AIM OF THE EXERCISE>
Each line in the entries below that holds the string "club" is to be listed.

EXERCISE MATERIALS>

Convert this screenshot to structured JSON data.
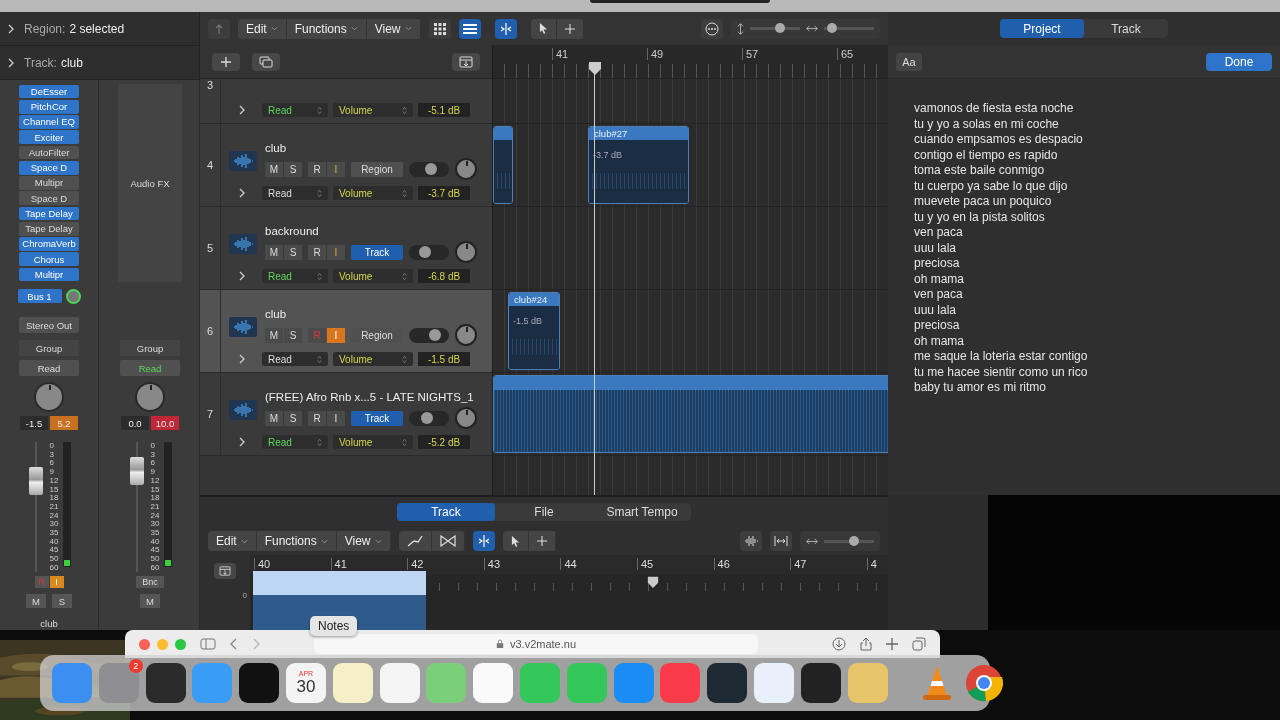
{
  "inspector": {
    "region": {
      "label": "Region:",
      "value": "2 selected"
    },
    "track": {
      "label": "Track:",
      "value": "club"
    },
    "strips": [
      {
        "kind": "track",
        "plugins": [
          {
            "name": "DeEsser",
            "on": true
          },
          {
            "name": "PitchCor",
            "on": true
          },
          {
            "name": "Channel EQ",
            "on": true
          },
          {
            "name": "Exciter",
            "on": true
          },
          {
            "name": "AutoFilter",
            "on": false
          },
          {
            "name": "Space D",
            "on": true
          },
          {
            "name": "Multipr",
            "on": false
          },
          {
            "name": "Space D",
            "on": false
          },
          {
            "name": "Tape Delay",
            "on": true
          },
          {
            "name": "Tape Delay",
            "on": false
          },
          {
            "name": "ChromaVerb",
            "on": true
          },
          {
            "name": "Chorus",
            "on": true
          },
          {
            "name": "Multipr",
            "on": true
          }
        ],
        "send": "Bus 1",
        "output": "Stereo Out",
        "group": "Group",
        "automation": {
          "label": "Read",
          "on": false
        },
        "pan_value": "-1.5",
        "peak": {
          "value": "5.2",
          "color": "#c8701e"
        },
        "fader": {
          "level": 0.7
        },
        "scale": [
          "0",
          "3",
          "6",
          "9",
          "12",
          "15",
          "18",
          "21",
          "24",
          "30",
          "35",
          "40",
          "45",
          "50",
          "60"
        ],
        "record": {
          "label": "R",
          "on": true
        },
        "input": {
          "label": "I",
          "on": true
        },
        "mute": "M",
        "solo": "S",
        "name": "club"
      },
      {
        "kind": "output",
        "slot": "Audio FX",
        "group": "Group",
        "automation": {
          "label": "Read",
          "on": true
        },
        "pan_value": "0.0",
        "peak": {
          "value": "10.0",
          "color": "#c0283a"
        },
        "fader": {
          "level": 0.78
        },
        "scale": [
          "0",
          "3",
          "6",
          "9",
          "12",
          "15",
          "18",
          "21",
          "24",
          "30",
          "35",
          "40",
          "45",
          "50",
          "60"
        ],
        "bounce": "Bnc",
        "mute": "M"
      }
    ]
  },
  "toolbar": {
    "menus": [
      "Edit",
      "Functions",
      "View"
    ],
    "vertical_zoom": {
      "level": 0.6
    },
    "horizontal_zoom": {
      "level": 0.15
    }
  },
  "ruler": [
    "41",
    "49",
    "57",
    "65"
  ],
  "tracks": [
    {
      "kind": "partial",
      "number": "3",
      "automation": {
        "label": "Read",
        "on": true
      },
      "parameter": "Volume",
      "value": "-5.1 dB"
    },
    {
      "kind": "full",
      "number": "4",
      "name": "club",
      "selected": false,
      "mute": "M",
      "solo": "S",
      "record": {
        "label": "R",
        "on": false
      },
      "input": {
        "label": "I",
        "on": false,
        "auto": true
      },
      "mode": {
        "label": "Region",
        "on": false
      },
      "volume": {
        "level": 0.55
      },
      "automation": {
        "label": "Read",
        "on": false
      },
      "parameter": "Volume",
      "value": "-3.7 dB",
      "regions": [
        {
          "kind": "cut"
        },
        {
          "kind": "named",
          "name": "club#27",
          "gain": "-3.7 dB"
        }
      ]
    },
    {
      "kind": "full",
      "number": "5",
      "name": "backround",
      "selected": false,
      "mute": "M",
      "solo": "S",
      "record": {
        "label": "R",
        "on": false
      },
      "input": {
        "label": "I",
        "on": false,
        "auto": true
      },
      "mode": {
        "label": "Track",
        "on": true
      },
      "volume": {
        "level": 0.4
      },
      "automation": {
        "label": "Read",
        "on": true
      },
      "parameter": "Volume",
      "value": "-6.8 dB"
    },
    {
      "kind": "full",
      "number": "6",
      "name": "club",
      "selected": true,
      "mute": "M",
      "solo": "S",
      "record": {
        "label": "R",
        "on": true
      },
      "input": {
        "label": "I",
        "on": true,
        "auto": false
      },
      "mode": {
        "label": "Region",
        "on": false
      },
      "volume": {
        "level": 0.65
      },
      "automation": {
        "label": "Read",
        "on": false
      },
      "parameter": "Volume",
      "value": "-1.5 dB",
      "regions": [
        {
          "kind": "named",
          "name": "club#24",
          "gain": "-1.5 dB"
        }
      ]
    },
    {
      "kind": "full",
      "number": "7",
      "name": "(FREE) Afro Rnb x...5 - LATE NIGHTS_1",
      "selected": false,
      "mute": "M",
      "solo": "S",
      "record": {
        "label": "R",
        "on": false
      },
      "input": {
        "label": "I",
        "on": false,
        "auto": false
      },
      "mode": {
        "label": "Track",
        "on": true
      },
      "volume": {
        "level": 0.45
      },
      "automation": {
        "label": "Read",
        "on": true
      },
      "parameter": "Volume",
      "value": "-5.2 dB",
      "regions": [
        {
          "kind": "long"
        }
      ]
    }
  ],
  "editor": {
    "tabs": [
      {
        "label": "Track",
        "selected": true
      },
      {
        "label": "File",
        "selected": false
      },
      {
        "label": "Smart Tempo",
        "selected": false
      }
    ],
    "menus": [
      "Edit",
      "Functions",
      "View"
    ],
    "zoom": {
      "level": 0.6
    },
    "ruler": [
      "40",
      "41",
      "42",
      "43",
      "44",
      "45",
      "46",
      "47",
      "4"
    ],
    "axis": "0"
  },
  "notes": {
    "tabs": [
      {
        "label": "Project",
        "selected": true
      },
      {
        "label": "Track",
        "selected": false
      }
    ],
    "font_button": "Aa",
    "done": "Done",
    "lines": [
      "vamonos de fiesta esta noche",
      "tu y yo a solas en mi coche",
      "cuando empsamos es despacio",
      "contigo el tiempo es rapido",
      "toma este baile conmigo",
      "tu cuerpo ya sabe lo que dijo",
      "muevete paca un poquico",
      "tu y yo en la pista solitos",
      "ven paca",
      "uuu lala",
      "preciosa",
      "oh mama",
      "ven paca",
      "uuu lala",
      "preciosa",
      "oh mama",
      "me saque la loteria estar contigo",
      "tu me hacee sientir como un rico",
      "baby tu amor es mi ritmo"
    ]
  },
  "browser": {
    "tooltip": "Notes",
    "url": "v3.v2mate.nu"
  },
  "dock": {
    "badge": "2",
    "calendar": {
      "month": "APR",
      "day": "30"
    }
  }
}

---

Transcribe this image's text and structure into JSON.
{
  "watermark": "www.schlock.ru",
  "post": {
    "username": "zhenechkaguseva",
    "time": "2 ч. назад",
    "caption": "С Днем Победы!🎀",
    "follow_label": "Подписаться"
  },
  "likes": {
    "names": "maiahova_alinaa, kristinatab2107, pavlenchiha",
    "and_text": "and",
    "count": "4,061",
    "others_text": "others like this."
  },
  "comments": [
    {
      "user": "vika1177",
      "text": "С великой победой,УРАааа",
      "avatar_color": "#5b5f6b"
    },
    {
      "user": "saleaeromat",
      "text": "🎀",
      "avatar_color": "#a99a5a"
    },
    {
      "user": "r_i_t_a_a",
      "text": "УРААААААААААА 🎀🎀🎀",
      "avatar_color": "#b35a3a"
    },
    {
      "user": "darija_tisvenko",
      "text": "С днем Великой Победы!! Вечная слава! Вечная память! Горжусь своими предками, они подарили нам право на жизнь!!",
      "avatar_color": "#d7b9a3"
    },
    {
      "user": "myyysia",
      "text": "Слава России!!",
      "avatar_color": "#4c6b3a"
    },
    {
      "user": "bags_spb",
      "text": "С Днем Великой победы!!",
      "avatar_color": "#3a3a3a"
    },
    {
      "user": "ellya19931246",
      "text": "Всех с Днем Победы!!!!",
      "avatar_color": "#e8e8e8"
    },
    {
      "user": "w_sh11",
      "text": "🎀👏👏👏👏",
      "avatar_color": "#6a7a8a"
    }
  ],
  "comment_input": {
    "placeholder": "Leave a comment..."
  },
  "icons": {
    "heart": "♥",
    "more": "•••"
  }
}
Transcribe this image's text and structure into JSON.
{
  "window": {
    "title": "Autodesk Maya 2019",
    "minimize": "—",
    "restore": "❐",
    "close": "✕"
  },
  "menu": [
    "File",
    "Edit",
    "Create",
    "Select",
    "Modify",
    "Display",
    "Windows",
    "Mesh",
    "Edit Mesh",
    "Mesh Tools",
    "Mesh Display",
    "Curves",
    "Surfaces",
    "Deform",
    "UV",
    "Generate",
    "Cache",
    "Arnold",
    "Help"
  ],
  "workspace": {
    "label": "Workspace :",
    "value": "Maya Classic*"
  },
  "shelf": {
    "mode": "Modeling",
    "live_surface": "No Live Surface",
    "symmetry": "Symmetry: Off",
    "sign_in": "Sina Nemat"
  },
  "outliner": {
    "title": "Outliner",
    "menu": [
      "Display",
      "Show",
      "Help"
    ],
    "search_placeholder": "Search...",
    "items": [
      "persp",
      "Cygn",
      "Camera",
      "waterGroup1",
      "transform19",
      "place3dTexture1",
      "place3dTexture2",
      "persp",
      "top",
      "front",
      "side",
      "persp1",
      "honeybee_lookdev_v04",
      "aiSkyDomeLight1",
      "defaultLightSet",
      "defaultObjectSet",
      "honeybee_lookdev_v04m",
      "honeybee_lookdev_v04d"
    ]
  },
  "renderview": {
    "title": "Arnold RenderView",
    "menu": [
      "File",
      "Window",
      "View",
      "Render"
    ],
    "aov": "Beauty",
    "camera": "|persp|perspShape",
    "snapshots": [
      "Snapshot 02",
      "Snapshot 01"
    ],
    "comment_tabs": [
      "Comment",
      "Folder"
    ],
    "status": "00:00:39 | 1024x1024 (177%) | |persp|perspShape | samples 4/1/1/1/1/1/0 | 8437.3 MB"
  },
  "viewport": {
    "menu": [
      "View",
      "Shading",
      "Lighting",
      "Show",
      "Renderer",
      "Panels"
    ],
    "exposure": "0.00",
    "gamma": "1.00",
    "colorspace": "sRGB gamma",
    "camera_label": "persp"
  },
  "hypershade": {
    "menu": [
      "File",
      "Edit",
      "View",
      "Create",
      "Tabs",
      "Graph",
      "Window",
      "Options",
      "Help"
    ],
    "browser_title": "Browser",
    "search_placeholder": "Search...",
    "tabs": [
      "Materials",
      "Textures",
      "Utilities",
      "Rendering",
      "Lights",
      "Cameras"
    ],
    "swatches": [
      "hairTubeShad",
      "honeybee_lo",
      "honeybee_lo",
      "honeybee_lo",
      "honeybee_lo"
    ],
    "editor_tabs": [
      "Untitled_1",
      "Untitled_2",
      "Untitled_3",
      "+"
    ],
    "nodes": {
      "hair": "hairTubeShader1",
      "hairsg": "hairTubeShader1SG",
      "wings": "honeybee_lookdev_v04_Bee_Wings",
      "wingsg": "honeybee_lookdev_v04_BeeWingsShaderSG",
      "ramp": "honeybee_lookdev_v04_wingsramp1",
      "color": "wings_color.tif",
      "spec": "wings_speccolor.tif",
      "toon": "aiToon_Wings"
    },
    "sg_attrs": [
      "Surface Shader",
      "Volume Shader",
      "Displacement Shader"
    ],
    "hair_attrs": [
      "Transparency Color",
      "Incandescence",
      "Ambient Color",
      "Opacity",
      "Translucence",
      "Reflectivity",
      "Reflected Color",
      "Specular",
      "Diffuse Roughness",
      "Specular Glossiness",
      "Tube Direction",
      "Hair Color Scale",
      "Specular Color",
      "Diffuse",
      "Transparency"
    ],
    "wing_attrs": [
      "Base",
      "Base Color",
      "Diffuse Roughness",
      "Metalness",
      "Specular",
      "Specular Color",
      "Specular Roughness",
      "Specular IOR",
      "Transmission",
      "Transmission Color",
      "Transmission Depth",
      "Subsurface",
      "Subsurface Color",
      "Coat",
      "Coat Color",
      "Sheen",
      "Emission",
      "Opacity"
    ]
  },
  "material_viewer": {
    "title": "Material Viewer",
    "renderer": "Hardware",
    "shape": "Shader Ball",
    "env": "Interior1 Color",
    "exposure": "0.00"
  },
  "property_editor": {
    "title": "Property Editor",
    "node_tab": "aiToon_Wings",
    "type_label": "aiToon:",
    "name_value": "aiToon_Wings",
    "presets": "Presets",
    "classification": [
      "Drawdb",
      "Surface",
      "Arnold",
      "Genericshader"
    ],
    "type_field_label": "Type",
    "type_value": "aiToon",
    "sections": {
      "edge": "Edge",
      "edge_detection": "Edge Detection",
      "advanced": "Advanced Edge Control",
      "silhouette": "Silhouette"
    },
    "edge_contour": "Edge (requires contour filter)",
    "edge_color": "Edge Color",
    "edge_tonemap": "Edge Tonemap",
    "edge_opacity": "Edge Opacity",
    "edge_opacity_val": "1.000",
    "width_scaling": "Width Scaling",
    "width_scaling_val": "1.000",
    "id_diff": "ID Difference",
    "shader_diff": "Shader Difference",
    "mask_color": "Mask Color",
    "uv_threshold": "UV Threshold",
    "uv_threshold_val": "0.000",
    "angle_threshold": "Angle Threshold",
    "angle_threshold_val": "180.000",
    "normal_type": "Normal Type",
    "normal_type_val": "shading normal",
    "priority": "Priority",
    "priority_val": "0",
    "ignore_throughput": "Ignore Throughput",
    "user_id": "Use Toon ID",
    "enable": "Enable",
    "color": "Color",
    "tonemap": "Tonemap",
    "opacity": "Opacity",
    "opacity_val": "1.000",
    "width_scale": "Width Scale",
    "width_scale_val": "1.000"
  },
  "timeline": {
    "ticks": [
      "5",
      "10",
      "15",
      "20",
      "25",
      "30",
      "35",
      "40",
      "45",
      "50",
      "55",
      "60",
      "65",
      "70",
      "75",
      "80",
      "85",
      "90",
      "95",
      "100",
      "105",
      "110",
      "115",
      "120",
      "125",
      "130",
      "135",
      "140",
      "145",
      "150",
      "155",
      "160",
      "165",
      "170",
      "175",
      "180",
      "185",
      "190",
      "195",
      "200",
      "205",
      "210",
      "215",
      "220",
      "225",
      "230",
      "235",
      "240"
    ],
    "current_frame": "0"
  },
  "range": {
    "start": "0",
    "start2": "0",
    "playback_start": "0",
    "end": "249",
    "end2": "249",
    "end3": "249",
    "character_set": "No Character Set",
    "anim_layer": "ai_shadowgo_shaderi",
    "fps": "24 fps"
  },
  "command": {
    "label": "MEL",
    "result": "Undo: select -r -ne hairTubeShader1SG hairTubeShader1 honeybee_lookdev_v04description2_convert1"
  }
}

--

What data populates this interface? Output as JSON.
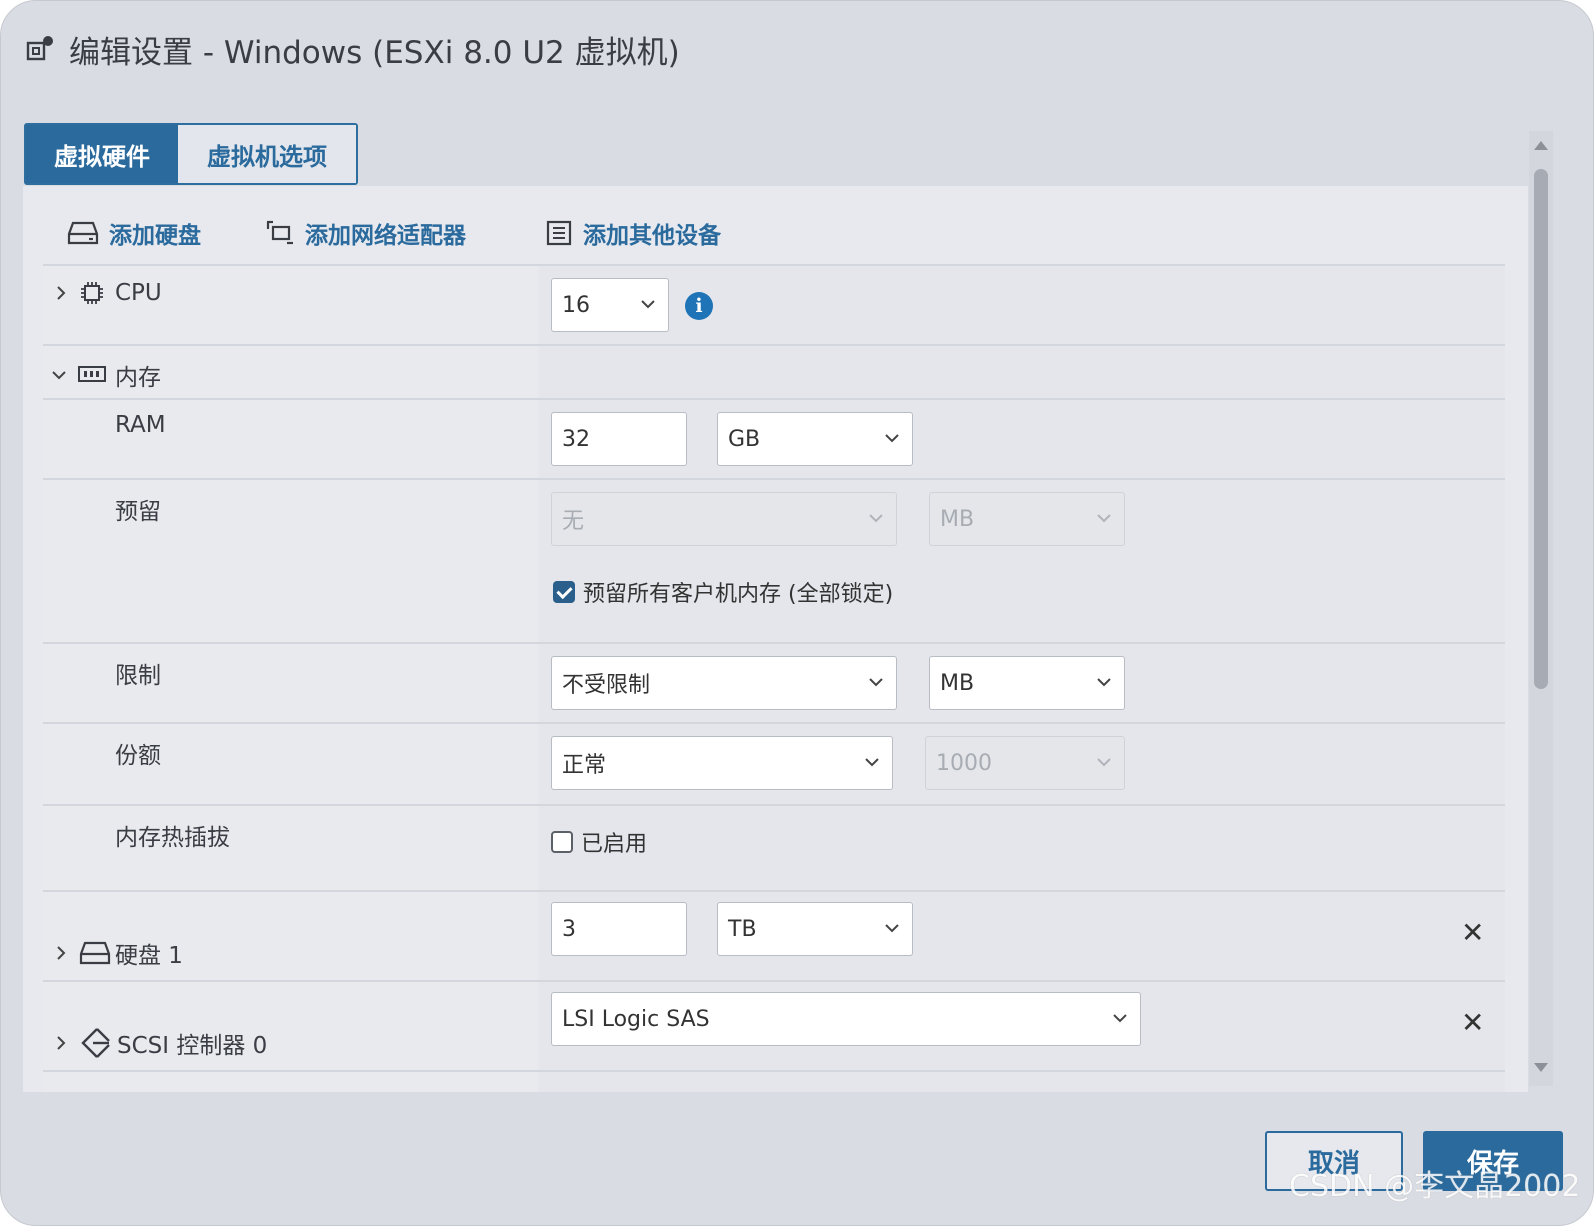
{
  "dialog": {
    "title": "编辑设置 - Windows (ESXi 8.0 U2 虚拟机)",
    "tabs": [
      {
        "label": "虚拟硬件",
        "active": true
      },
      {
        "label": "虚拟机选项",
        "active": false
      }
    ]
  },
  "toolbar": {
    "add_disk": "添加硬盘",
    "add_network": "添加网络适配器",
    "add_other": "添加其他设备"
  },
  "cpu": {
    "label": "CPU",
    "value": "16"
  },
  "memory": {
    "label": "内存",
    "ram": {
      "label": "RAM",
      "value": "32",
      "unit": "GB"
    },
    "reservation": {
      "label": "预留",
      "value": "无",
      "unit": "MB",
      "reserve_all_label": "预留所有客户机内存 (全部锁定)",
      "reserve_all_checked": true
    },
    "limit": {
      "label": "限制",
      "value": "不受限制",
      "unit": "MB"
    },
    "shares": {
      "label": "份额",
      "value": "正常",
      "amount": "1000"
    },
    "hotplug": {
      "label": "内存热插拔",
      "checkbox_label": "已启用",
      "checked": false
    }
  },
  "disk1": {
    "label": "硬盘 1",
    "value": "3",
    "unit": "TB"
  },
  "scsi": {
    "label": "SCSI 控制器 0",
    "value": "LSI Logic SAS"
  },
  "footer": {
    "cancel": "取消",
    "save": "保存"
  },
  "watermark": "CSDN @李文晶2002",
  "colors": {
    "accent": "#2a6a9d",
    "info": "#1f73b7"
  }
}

TASK RESPONSE>
      "value": "club"
        "name": "club"
      "name": "club",
          "name": "club#27",
      "name": "club",
          "name": "club#24",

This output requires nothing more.